Problem to work on
What is the number of lines in the data holding the word "title"? Give that number by itself.

Records supplied
* * * * *
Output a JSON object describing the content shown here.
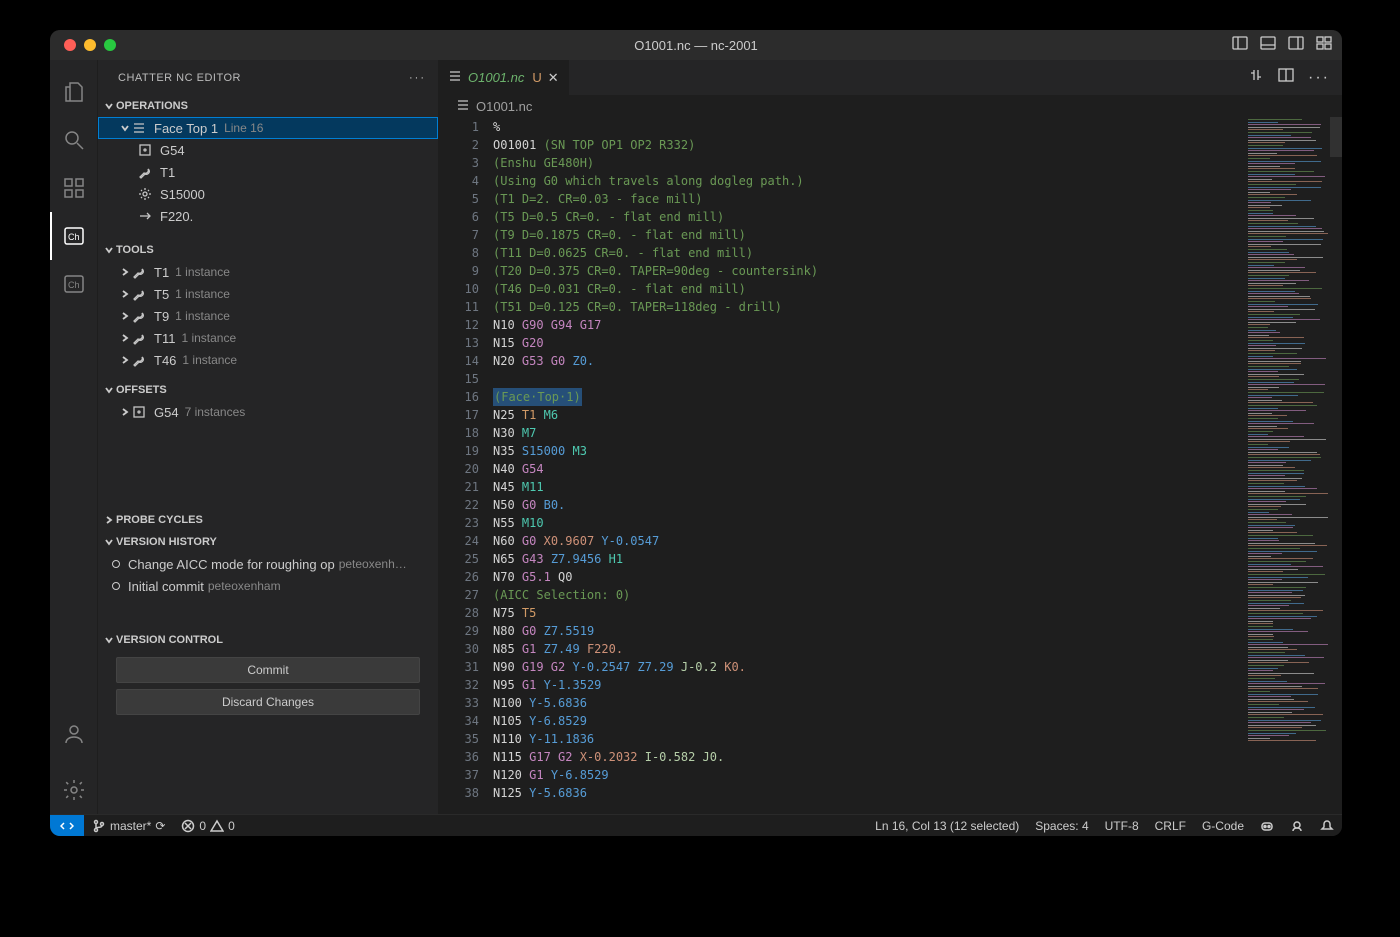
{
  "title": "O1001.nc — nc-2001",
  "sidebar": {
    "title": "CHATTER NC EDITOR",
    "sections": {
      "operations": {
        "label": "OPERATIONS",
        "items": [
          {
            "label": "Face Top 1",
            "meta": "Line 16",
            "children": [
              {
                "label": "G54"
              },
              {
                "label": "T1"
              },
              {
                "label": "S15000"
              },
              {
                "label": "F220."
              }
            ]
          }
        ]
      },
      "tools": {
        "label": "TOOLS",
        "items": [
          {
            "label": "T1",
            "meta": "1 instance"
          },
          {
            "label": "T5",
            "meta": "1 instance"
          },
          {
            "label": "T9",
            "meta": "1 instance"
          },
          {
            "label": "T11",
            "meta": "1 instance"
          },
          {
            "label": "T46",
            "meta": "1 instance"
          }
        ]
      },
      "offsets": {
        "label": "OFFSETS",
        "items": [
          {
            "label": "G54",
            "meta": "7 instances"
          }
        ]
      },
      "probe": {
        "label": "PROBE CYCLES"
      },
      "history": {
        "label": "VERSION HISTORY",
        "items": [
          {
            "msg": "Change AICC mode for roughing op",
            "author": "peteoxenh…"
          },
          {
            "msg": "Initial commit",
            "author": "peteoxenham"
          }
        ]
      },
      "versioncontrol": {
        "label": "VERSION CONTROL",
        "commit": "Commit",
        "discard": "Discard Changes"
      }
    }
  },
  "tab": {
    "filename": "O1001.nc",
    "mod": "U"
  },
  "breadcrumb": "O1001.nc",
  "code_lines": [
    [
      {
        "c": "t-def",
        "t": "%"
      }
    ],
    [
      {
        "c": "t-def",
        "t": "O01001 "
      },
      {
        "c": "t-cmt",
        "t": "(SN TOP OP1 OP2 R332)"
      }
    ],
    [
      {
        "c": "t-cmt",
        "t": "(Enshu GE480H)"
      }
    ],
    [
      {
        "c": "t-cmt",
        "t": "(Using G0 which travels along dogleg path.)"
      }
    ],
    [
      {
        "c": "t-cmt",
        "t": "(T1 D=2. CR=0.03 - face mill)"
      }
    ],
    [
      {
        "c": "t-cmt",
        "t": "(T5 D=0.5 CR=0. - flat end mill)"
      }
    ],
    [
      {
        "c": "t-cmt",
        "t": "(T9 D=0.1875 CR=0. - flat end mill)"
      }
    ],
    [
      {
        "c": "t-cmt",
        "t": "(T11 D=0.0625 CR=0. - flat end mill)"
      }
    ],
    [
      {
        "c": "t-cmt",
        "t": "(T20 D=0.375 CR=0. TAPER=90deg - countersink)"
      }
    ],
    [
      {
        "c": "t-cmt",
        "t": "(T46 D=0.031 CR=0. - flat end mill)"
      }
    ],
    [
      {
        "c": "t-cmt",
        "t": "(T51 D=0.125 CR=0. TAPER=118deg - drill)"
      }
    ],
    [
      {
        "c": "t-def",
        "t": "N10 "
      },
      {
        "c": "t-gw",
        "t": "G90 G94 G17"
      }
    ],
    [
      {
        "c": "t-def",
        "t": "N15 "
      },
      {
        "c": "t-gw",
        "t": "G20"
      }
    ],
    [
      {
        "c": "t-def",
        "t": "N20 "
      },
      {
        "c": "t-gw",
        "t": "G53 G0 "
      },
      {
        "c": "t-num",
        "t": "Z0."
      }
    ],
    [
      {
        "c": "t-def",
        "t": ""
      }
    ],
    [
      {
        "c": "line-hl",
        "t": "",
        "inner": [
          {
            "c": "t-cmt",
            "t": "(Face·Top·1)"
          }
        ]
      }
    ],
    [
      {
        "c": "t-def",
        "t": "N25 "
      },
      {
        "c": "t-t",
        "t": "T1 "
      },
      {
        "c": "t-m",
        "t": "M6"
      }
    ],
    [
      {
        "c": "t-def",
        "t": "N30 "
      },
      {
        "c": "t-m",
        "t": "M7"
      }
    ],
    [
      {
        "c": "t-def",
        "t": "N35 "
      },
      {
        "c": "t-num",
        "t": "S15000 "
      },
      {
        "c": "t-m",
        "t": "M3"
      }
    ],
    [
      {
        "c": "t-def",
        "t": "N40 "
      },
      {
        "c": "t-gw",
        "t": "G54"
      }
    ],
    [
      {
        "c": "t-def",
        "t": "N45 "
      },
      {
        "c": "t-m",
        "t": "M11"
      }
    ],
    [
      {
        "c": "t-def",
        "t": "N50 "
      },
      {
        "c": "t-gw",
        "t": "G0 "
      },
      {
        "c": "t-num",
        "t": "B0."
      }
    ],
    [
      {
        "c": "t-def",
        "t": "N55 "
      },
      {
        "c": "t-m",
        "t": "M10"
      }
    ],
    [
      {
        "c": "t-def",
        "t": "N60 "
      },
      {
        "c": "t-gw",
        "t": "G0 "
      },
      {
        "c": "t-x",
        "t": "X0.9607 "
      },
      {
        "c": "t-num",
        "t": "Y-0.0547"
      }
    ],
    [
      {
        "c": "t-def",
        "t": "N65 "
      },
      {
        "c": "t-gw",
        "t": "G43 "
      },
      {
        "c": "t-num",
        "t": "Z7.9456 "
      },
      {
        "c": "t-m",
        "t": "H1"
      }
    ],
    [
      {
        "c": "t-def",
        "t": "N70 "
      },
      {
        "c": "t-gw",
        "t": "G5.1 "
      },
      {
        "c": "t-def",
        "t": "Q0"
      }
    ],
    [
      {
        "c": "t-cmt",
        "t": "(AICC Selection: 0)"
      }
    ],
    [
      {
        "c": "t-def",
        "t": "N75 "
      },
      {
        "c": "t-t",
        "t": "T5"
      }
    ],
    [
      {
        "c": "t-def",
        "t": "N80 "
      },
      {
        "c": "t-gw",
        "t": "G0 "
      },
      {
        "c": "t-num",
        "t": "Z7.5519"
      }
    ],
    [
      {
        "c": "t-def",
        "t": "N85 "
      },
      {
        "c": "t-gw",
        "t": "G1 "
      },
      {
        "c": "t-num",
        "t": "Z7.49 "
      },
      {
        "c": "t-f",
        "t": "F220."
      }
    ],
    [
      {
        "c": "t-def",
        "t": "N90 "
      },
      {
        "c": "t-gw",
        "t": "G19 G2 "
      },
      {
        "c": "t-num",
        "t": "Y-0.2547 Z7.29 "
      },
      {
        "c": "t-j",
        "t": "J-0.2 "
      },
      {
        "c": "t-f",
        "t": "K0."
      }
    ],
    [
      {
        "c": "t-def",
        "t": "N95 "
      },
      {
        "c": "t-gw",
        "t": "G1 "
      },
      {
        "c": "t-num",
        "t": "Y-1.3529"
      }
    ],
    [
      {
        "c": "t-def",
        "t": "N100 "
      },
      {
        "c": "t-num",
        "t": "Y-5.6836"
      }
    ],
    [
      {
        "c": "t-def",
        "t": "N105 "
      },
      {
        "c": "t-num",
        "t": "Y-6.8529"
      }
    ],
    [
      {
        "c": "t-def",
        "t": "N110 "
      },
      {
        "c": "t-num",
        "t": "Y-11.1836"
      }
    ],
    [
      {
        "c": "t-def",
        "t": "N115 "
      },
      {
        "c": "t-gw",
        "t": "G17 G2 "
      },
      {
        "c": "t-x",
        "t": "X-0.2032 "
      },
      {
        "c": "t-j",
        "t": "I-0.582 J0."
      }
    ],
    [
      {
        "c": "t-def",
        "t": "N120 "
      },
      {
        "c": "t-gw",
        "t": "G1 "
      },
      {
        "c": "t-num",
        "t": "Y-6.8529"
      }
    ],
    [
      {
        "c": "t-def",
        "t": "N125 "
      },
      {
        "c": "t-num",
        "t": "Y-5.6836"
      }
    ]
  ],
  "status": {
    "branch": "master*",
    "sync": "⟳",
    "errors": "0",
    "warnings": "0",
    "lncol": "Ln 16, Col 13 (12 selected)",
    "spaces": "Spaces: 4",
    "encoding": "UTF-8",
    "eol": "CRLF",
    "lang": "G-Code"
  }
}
* * * * *
Exercise answer
2